» **Dataset rows**:
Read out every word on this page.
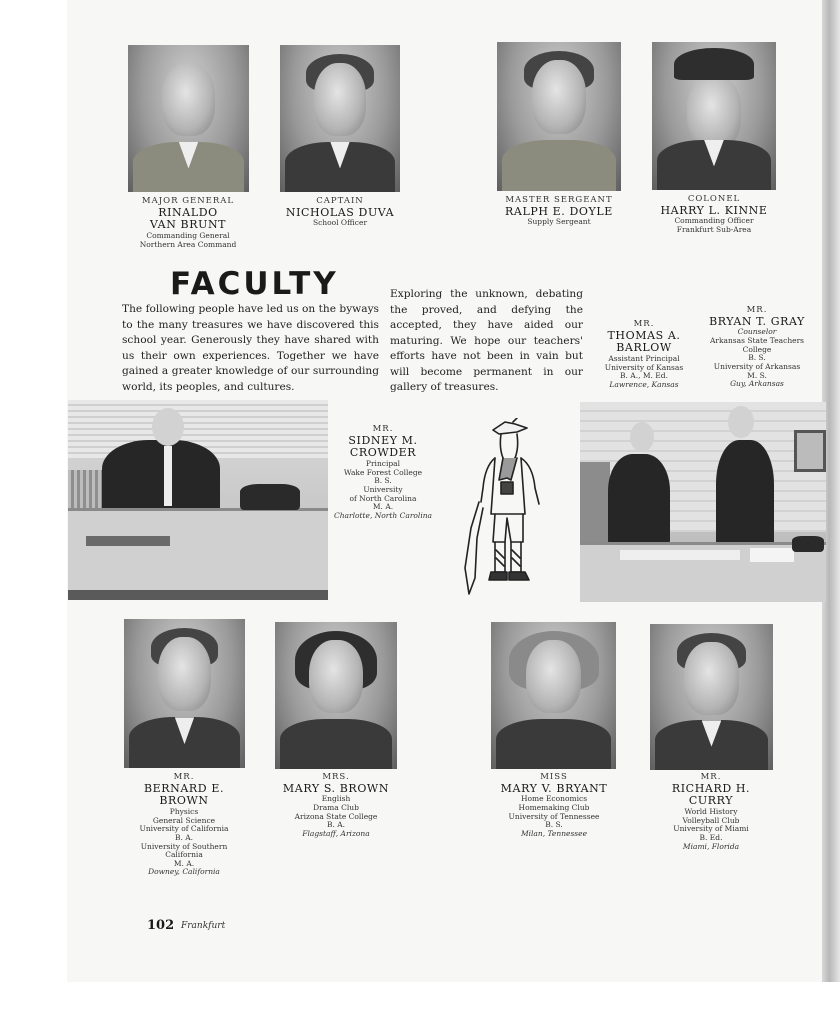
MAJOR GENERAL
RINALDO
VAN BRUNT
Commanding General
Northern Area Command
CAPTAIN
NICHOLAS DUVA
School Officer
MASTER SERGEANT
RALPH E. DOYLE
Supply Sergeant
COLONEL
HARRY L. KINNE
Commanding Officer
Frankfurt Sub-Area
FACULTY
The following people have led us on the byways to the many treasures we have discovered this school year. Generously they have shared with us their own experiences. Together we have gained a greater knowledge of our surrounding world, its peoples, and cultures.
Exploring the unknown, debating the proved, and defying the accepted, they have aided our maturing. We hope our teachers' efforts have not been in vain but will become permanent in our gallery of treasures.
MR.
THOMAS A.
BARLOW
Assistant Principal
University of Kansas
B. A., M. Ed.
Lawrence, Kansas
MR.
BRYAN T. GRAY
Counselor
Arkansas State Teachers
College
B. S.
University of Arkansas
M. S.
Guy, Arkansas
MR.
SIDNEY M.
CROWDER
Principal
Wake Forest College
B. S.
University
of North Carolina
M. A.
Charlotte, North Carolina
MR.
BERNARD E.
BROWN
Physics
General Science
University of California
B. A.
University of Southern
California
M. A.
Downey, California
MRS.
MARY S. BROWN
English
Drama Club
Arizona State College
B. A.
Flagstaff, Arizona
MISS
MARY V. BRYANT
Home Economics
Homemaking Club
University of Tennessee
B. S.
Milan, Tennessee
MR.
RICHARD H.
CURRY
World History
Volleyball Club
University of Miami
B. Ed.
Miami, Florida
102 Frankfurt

» **Problem to solve**:
In the records above, find the lines containing "College" and copy them.

» **Result**:
College
Wake Forest College
Arizona State College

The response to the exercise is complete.